-- begin Listed records --

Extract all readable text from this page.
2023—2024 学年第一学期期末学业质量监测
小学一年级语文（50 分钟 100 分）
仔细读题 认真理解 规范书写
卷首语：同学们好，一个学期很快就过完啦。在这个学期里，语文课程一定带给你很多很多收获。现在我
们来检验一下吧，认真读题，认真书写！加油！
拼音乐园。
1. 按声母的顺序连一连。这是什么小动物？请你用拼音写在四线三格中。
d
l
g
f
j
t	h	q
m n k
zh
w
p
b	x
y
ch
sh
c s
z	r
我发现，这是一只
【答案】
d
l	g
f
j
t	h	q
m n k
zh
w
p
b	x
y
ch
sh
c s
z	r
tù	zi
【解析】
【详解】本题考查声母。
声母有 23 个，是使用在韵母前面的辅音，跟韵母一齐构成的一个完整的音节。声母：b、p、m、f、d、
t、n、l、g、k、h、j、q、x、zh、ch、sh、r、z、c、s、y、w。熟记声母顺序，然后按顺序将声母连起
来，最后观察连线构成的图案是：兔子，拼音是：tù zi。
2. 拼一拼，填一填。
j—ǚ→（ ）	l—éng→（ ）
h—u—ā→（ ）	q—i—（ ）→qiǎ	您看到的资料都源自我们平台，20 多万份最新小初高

-- end Listed records --

## What you need to do
Write out every entry again exactly, please, with nothing missing.

## Written answer
Extract all readable text from this page.
2023—2024 学年第一学期期末学业质量监测
小学一年级语文（50 分钟 100 分）
仔细读题 认真理解 规范书写
卷首语：同学们好，一个学期很快就过完啦。在这个学期里，语文课程一定带给你很多很多收获。现在我
们来检验一下吧，认真读题，认真书写！加油！
拼音乐园。
1. 按声母的顺序连一连。这是什么小动物？请你用拼音写在四线三格中。
d
l
g
f
j
t	h	q
m n k
zh
w
p
b	x
y
ch
sh
c s
z	r
我发现，这是一只
【答案】
d
l	g
f
j
t	h	q
m n k
zh
w
p
b	x
y
ch
sh
c s
z	r
tù	zi
【解析】
【详解】本题考查声母。
声母有 23 个，是使用在韵母前面的辅音，跟韵母一齐构成的一个完整的音节。声母：b、p、m、f、d、
t、n、l、g、k、h、j、q、x、zh、ch、sh、r、z、c、s、y、w。熟记声母顺序，然后按顺序将声母连起
来，最后观察连线构成的图案是：兔子，拼音是：tù zi。
2. 拼一拼，填一填。
j—ǚ→（ ）	l—éng→（ ）
h—u—ā→（ ）	q—i—（ ）→qiǎ	您看到的资料都源自我们平台，20 多万份最新小初高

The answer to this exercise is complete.